**The task:**
Select and reproduce each line of the listing below that bears the string "SIZE".

**Records to use:**
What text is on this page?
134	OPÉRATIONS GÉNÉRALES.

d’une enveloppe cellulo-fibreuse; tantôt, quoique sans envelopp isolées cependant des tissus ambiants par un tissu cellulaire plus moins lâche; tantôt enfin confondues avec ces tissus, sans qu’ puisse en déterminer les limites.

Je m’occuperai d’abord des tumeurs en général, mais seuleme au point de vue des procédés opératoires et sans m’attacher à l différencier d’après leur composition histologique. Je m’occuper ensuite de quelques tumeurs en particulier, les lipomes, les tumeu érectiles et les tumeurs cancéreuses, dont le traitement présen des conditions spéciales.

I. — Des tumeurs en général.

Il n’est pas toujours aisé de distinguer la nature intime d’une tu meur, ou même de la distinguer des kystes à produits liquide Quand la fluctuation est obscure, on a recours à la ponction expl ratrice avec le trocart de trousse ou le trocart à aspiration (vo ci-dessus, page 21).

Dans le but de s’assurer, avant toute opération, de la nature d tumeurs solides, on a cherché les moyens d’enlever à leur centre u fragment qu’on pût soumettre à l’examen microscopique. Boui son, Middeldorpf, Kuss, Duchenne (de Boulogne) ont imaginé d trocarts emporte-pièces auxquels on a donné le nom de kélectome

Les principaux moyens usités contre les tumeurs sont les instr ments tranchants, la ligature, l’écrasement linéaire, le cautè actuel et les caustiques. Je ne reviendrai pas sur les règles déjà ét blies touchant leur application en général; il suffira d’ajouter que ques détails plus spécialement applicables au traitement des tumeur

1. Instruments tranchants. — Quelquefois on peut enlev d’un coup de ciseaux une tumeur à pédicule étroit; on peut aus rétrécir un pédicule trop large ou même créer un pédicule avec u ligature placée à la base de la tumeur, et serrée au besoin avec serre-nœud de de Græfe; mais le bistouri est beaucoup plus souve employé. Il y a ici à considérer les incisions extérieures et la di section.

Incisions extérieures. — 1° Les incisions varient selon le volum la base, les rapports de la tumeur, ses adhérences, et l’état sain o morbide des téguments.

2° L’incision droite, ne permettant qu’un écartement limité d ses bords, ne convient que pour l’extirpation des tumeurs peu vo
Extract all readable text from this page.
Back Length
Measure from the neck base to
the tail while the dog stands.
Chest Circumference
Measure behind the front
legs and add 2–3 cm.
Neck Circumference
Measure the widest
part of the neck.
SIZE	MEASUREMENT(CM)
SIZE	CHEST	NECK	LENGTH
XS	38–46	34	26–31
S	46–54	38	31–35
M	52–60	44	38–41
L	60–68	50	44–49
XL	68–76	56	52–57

**Result:**
SIZE	MEASUREMENT(CM)
SIZE	CHEST	NECK	LENGTH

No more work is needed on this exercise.